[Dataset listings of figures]
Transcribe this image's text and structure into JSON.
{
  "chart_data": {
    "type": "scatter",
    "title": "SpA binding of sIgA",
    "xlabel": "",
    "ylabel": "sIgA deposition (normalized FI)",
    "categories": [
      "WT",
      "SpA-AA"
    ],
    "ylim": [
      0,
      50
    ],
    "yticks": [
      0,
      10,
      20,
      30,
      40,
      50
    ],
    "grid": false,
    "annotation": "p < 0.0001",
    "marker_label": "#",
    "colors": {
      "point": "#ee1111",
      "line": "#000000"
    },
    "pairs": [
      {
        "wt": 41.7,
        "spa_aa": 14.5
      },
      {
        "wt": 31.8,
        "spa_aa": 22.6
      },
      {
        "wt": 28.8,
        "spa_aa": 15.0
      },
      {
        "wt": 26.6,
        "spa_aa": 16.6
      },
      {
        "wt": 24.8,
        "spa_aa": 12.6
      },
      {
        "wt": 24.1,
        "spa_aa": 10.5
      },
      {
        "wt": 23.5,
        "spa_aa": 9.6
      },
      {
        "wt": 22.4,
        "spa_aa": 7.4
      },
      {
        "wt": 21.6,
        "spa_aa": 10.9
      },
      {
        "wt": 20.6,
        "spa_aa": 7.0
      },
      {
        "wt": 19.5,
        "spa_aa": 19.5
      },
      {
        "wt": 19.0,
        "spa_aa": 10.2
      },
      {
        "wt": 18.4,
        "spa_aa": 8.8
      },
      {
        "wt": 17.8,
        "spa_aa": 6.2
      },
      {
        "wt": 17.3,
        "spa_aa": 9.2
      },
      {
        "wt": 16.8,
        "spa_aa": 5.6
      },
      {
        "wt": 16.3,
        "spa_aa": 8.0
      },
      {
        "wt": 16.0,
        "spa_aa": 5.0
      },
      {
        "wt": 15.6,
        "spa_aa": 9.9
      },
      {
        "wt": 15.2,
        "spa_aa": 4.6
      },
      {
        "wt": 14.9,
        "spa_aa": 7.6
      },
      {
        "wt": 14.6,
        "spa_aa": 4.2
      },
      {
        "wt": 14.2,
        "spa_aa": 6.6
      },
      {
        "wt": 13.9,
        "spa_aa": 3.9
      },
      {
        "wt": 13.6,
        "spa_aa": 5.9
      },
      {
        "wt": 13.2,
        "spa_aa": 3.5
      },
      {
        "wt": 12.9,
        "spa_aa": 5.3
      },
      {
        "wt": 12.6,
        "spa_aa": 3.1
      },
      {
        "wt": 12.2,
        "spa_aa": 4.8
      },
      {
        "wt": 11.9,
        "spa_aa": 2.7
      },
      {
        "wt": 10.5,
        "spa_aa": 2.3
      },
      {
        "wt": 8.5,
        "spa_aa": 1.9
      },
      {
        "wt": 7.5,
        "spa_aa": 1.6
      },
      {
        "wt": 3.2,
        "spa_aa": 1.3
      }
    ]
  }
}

[TASK PROMPT]
Copy out each record from above, exactly.

[OUTPUT FOR THIS EXERCISE]
Transcribe this image's text and structure into JSON.
{
  "chart_data": {
    "type": "scatter",
    "title": "SpA binding of sIgA",
    "xlabel": "",
    "ylabel": "sIgA deposition (normalized FI)",
    "categories": [
      "WT",
      "SpA-AA"
    ],
    "ylim": [
      0,
      50
    ],
    "yticks": [
      0,
      10,
      20,
      30,
      40,
      50
    ],
    "grid": false,
    "annotation": "p < 0.0001",
    "marker_label": "#",
    "colors": {
      "point": "#ee1111",
      "line": "#000000"
    },
    "pairs": [
      {
        "wt": 41.7,
        "spa_aa": 14.5
      },
      {
        "wt": 31.8,
        "spa_aa": 22.6
      },
      {
        "wt": 28.8,
        "spa_aa": 15.0
      },
      {
        "wt": 26.6,
        "spa_aa": 16.6
      },
      {
        "wt": 24.8,
        "spa_aa": 12.6
      },
      {
        "wt": 24.1,
        "spa_aa": 10.5
      },
      {
        "wt": 23.5,
        "spa_aa": 9.6
      },
      {
        "wt": 22.4,
        "spa_aa": 7.4
      },
      {
        "wt": 21.6,
        "spa_aa": 10.9
      },
      {
        "wt": 20.6,
        "spa_aa": 7.0
      },
      {
        "wt": 19.5,
        "spa_aa": 19.5
      },
      {
        "wt": 19.0,
        "spa_aa": 10.2
      },
      {
        "wt": 18.4,
        "spa_aa": 8.8
      },
      {
        "wt": 17.8,
        "spa_aa": 6.2
      },
      {
        "wt": 17.3,
        "spa_aa": 9.2
      },
      {
        "wt": 16.8,
        "spa_aa": 5.6
      },
      {
        "wt": 16.3,
        "spa_aa": 8.0
      },
      {
        "wt": 16.0,
        "spa_aa": 5.0
      },
      {
        "wt": 15.6,
        "spa_aa": 9.9
      },
      {
        "wt": 15.2,
        "spa_aa": 4.6
      },
      {
        "wt": 14.9,
        "spa_aa": 7.6
      },
      {
        "wt": 14.6,
        "spa_aa": 4.2
      },
      {
        "wt": 14.2,
        "spa_aa": 6.6
      },
      {
        "wt": 13.9,
        "spa_aa": 3.9
      },
      {
        "wt": 13.6,
        "spa_aa": 5.9
      },
      {
        "wt": 13.2,
        "spa_aa": 3.5
      },
      {
        "wt": 12.9,
        "spa_aa": 5.3
      },
      {
        "wt": 12.6,
        "spa_aa": 3.1
      },
      {
        "wt": 12.2,
        "spa_aa": 4.8
      },
      {
        "wt": 11.9,
        "spa_aa": 2.7
      },
      {
        "wt": 10.5,
        "spa_aa": 2.3
      },
      {
        "wt": 8.5,
        "spa_aa": 1.9
      },
      {
        "wt": 7.5,
        "spa_aa": 1.6
      },
      {
        "wt": 3.2,
        "spa_aa": 1.3
      }
    ]
  }
}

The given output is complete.